## Descrizione del compito
Puoi ricopiare fedelmente tutte le righe dell'elenco, tralasciando le immagini?

## Dati forniti
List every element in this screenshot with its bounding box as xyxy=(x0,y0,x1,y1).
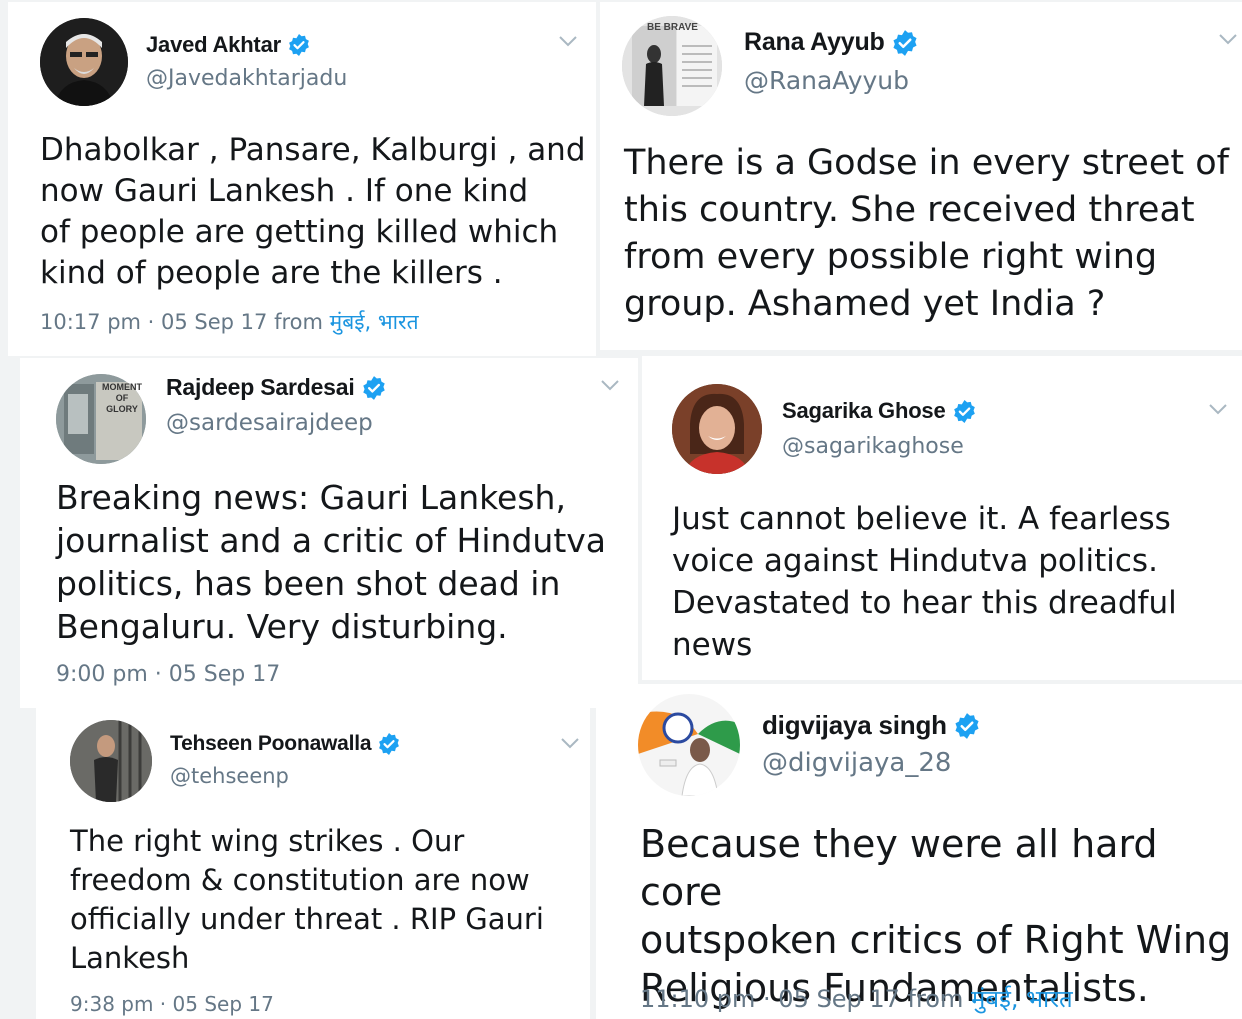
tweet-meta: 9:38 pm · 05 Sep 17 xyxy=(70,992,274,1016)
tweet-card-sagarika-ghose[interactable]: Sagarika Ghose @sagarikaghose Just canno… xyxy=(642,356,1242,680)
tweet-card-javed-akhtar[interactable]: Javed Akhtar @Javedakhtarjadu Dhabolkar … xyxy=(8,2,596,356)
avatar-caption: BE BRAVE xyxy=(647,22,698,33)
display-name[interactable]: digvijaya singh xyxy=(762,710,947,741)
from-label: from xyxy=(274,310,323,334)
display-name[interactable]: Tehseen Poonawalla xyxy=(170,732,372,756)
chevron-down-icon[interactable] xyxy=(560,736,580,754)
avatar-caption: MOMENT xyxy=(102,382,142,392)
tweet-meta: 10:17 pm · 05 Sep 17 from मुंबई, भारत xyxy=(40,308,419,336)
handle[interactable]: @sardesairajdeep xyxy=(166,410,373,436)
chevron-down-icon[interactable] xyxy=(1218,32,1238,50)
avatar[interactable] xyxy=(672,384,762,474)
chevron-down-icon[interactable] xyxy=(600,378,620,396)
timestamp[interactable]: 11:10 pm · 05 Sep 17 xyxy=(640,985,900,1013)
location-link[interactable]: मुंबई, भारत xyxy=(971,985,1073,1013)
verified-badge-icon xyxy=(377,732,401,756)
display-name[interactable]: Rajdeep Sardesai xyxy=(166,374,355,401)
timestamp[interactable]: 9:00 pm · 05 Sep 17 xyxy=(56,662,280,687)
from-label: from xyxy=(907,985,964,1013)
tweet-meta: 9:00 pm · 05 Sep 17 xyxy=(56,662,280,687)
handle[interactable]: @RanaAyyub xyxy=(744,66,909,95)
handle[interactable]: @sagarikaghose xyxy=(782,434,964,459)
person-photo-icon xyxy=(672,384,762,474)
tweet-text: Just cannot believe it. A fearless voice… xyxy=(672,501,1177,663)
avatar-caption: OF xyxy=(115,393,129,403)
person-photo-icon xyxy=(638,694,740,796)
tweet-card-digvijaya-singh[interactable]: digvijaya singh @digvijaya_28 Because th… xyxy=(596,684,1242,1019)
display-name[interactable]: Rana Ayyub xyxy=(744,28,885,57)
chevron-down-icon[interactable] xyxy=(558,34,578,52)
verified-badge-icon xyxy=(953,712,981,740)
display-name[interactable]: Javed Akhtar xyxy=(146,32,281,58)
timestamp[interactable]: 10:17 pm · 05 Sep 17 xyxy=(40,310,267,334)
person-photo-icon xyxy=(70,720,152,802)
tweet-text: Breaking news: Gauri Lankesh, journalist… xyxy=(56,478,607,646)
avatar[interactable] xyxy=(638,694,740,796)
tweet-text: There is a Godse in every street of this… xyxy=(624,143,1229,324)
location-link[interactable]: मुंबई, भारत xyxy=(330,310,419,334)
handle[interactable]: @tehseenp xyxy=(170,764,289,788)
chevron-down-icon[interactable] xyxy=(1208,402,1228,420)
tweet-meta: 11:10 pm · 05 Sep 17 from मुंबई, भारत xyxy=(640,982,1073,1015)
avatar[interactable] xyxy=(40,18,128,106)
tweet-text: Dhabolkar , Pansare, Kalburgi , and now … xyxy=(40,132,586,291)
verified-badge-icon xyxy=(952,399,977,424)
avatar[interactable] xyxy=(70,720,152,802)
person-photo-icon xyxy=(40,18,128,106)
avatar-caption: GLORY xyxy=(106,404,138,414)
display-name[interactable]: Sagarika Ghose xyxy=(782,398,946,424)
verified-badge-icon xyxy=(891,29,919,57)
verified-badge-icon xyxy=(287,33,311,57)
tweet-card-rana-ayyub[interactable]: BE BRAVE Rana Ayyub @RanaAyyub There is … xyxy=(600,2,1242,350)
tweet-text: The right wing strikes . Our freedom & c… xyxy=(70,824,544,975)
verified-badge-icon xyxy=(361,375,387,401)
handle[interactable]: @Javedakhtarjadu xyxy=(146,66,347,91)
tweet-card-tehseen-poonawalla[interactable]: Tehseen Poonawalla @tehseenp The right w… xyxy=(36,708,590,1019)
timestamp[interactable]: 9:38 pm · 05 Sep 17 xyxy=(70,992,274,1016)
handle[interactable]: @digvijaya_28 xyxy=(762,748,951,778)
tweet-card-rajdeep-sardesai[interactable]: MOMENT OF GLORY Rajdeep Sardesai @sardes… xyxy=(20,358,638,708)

## Risultato esercizio
List every element in this screenshot with its bounding box as xyxy=(x0,y0,x1,y1).
tweet-meta: 9:38 pm · 05 Sep 17 xyxy=(70,992,274,1016)
tweet-card-sagarika-ghose[interactable]: Sagarika Ghose @sagarikaghose Just canno… xyxy=(642,356,1242,680)
tweet-card-javed-akhtar[interactable]: Javed Akhtar @Javedakhtarjadu Dhabolkar … xyxy=(8,2,596,356)
avatar-caption: BE BRAVE xyxy=(647,22,698,33)
display-name[interactable]: digvijaya singh xyxy=(762,710,947,741)
from-label: from xyxy=(274,310,323,334)
display-name[interactable]: Tehseen Poonawalla xyxy=(170,732,372,756)
chevron-down-icon[interactable] xyxy=(560,736,580,754)
avatar-caption: MOMENT xyxy=(102,382,142,392)
tweet-meta: 10:17 pm · 05 Sep 17 from मुंबई, भारत xyxy=(40,308,419,336)
handle[interactable]: @sardesairajdeep xyxy=(166,410,373,436)
chevron-down-icon[interactable] xyxy=(1218,32,1238,50)
avatar[interactable] xyxy=(672,384,762,474)
chevron-down-icon[interactable] xyxy=(600,378,620,396)
timestamp[interactable]: 11:10 pm · 05 Sep 17 xyxy=(640,985,900,1013)
location-link[interactable]: मुंबई, भारत xyxy=(971,985,1073,1013)
verified-badge-icon xyxy=(377,732,401,756)
display-name[interactable]: Rajdeep Sardesai xyxy=(166,374,355,401)
timestamp[interactable]: 9:00 pm · 05 Sep 17 xyxy=(56,662,280,687)
from-label: from xyxy=(907,985,964,1013)
tweet-meta: 9:00 pm · 05 Sep 17 xyxy=(56,662,280,687)
handle[interactable]: @RanaAyyub xyxy=(744,66,909,95)
handle[interactable]: @sagarikaghose xyxy=(782,434,964,459)
person-photo-icon xyxy=(672,384,762,474)
tweet-text: Just cannot believe it. A fearless voice… xyxy=(672,501,1177,663)
avatar-caption: OF xyxy=(115,393,129,403)
person-photo-icon xyxy=(638,694,740,796)
tweet-card-digvijaya-singh[interactable]: digvijaya singh @digvijaya_28 Because th… xyxy=(596,684,1242,1019)
display-name[interactable]: Rana Ayyub xyxy=(744,28,885,57)
chevron-down-icon[interactable] xyxy=(558,34,578,52)
verified-badge-icon xyxy=(953,712,981,740)
display-name[interactable]: Javed Akhtar xyxy=(146,32,281,58)
timestamp[interactable]: 10:17 pm · 05 Sep 17 xyxy=(40,310,267,334)
person-photo-icon xyxy=(70,720,152,802)
tweet-text: Breaking news: Gauri Lankesh, journalist… xyxy=(56,478,607,646)
avatar[interactable] xyxy=(638,694,740,796)
tweet-text: There is a Godse in every street of this… xyxy=(624,143,1229,324)
location-link[interactable]: मुंबई, भारत xyxy=(330,310,419,334)
handle[interactable]: @tehseenp xyxy=(170,764,289,788)
chevron-down-icon[interactable] xyxy=(1208,402,1228,420)
tweet-meta: 11:10 pm · 05 Sep 17 from मुंबई, भारत xyxy=(640,982,1073,1015)
avatar[interactable] xyxy=(40,18,128,106)
tweet-text: Dhabolkar , Pansare, Kalburgi , and now … xyxy=(40,132,586,291)
verified-badge-icon xyxy=(952,399,977,424)
avatar[interactable] xyxy=(70,720,152,802)
person-photo-icon xyxy=(40,18,128,106)
avatar-caption: GLORY xyxy=(106,404,138,414)
display-name[interactable]: Sagarika Ghose xyxy=(782,398,946,424)
verified-badge-icon xyxy=(891,29,919,57)
verified-badge-icon xyxy=(287,33,311,57)
tweet-card-rana-ayyub[interactable]: BE BRAVE Rana Ayyub @RanaAyyub There is … xyxy=(600,2,1242,350)
tweet-text: The right wing strikes . Our freedom & c… xyxy=(70,824,544,975)
verified-badge-icon xyxy=(361,375,387,401)
handle[interactable]: @Javedakhtarjadu xyxy=(146,66,347,91)
tweet-card-tehseen-poonawalla[interactable]: Tehseen Poonawalla @tehseenp The right w… xyxy=(36,708,590,1019)
timestamp[interactable]: 9:38 pm · 05 Sep 17 xyxy=(70,992,274,1016)
handle[interactable]: @digvijaya_28 xyxy=(762,748,951,778)
tweet-card-rajdeep-sardesai[interactable]: MOMENT OF GLORY Rajdeep Sardesai @sardes… xyxy=(20,358,638,708)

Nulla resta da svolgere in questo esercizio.